• WHAT THE EXERCISE ASKS: Pull each line containing "this" out of the data and copy it.

(Entries taken from a collection)
^^^^^^^^

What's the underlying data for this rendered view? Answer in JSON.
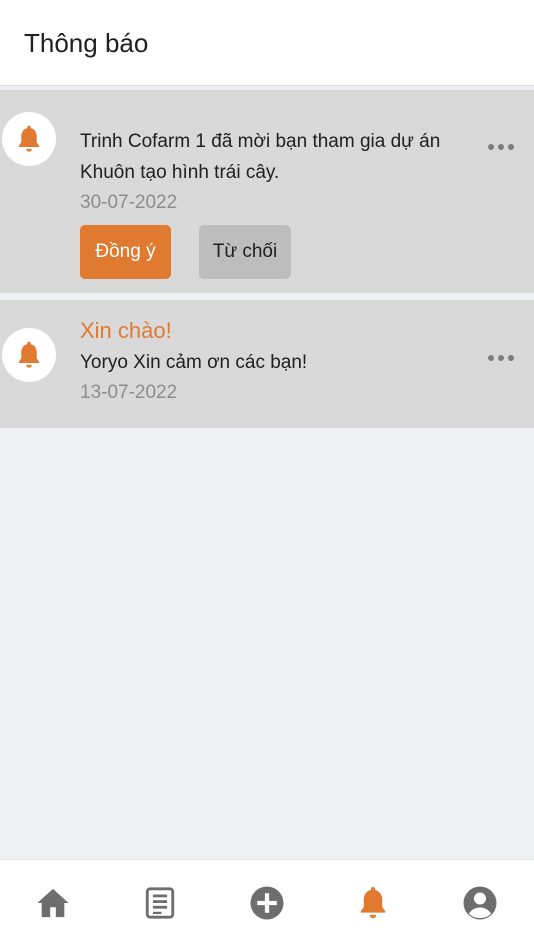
{
  "header": {
    "title": "Thông báo"
  },
  "notifications": [
    {
      "message": "Trinh Cofarm 1 đã mời bạn tham gia dự án Khuôn tạo hình trái cây.",
      "date": "30-07-2022",
      "accept_label": "Đồng ý",
      "reject_label": "Từ chối"
    },
    {
      "heading": "Xin chào!",
      "message": "Yoryo Xin cảm ơn các bạn!",
      "date": "13-07-2022"
    }
  ],
  "icons": {
    "notification": "bell-icon",
    "more": "more-horizontal-icon",
    "tabs": [
      "home-icon",
      "document-icon",
      "add-circle-icon",
      "bell-icon",
      "user-circle-icon"
    ]
  },
  "colors": {
    "accent": "#e07a30",
    "card_bg": "#d9d9d9",
    "page_bg": "#eef0f4",
    "tab_inactive": "#6e6e6e"
  },
  "bottom_nav": {
    "active_index": 3
  }
}
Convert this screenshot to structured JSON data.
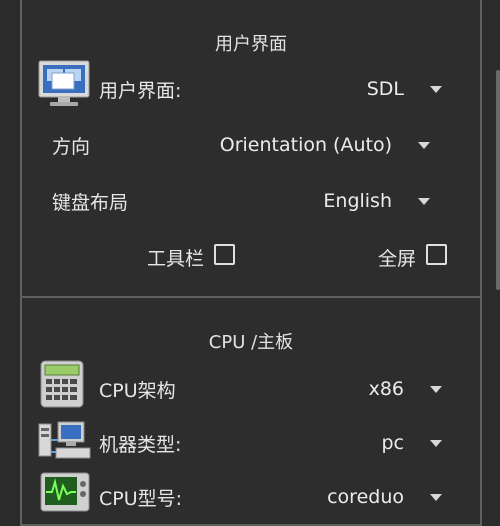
{
  "ui_section": {
    "title": "用户界面",
    "user_interface_label": "用户界面:",
    "user_interface_value": "SDL",
    "orientation_label": "方向",
    "orientation_value": "Orientation (Auto)",
    "keyboard_label": "键盘布局",
    "keyboard_value": "English",
    "toolbar_label": "工具栏",
    "fullscreen_label": "全屏"
  },
  "cpu_section": {
    "title": "CPU /主板",
    "arch_label": "CPU架构",
    "arch_value": "x86",
    "machine_label": "机器类型:",
    "machine_value": "pc",
    "model_label": "CPU型号:",
    "model_value": "coreduo"
  },
  "icons": [
    "monitor-icon",
    "calculator-icon",
    "network-computers-icon",
    "oscilloscope-icon",
    "chevron-down-icon"
  ],
  "colors": {
    "background": "#2b2b2b",
    "panel_border": "#5f5f5f",
    "text": "#e6e6e6"
  }
}
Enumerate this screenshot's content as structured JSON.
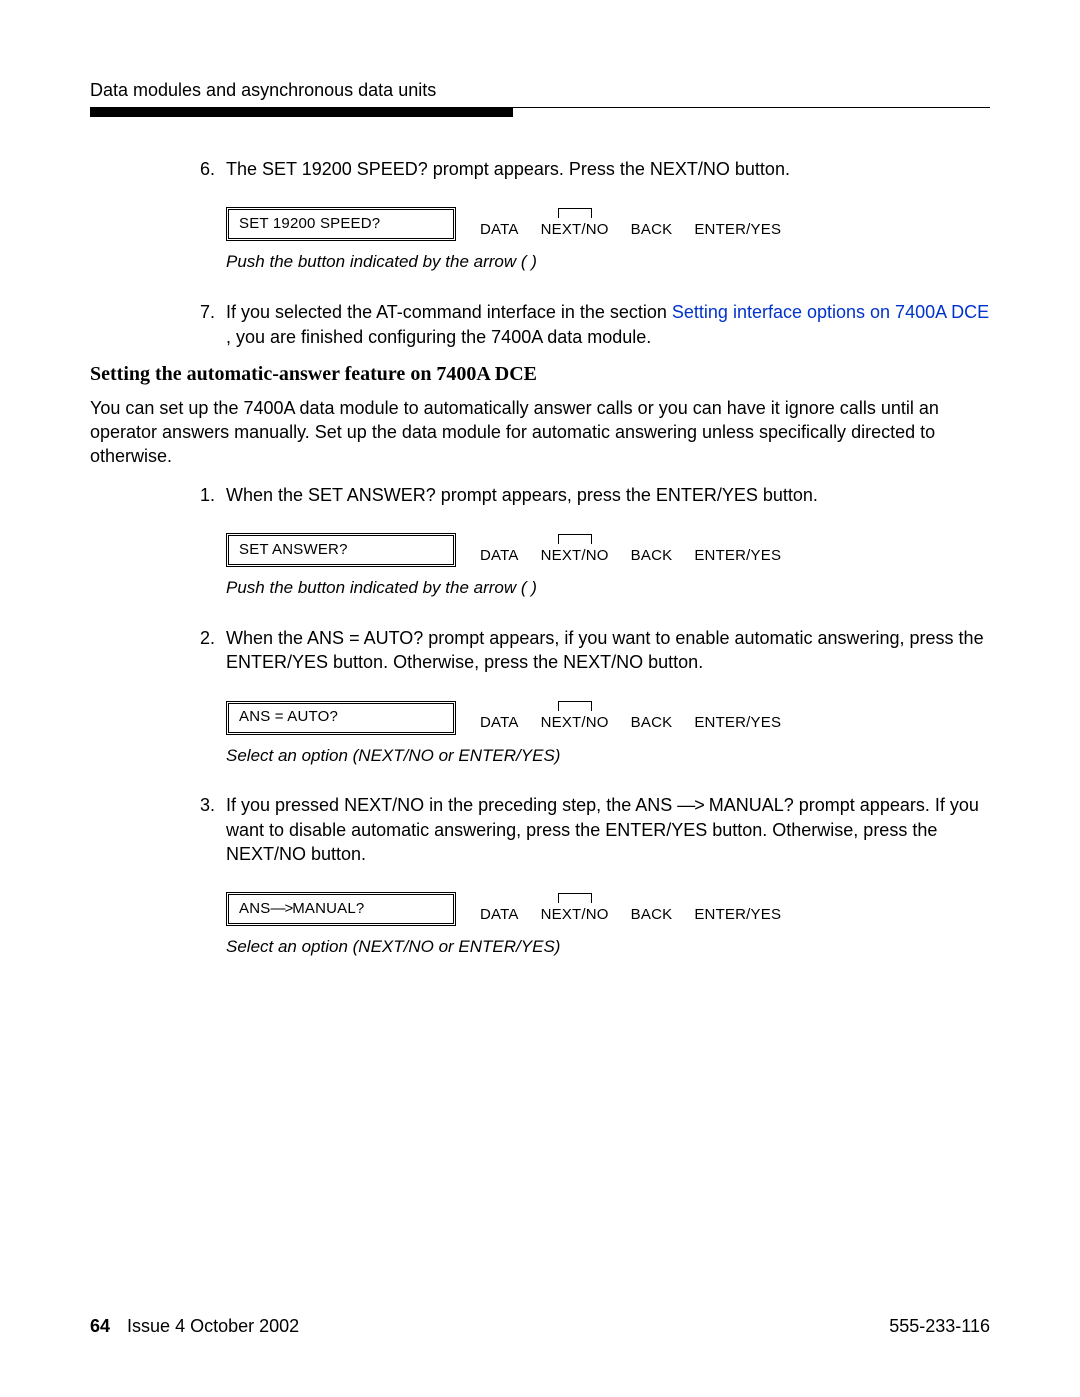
{
  "header": {
    "running_head": "Data modules and asynchronous data units"
  },
  "step6": {
    "number": "6.",
    "text": "The SET 19200 SPEED? prompt appears. Press the NEXT/NO button.",
    "lcd": "SET 19200 SPEED?",
    "buttons": {
      "data": "DATA",
      "next": "NEXT/NO",
      "back": "BACK",
      "enter": "ENTER/YES"
    },
    "caption": "Push the button indicated by the arrow (    )"
  },
  "step7": {
    "number": "7.",
    "pre": "If you selected the AT-command interface in the section ",
    "link": "Setting interface options on 7400A DCE",
    "post": " , you are finished configuring the 7400A data module."
  },
  "section_title": "Setting the automatic-answer feature on 7400A DCE",
  "intro": "You can set up the 7400A data module to automatically answer calls or you can have it ignore calls until an operator answers manually. Set up the data module for automatic answering unless specifically directed to otherwise.",
  "sa_step1": {
    "number": "1.",
    "text": "When the SET ANSWER? prompt appears, press the ENTER/YES button.",
    "lcd": "SET ANSWER?",
    "buttons": {
      "data": "DATA",
      "next": "NEXT/NO",
      "back": "BACK",
      "enter": "ENTER/YES"
    },
    "caption": "Push the button indicated by the arrow (    )"
  },
  "sa_step2": {
    "number": "2.",
    "text": "When the ANS = AUTO? prompt appears, if you want to enable automatic answering, press the ENTER/YES button. Otherwise, press the NEXT/NO button.",
    "lcd": "ANS = AUTO?",
    "buttons": {
      "data": "DATA",
      "next": "NEXT/NO",
      "back": "BACK",
      "enter": "ENTER/YES"
    },
    "caption": "Select an option (NEXT/NO or ENTER/YES)"
  },
  "sa_step3": {
    "number": "3.",
    "text_pre": "If you pressed NEXT/NO in the preceding step, the ANS ",
    "arrow": "—>",
    "text_post": " MANUAL? prompt appears. If you want to disable automatic answering, press the ENTER/YES button. Otherwise, press the NEXT/NO button.",
    "lcd_pre": "ANS ",
    "lcd_arrow": "—>",
    "lcd_post": " MANUAL?",
    "buttons": {
      "data": "DATA",
      "next": "NEXT/NO",
      "back": "BACK",
      "enter": "ENTER/YES"
    },
    "caption": "Select an option (NEXT/NO or ENTER/YES)"
  },
  "footer": {
    "page": "64",
    "issue": "Issue 4   October 2002",
    "docnum": "555-233-116"
  }
}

^^^^^^^^

• COMPLETED TASK:
What's the underlying data for this rendered view? Answer in JSON.
Convert this screenshot to structured JSON data.
Enumerate this screenshot's content as structured JSON.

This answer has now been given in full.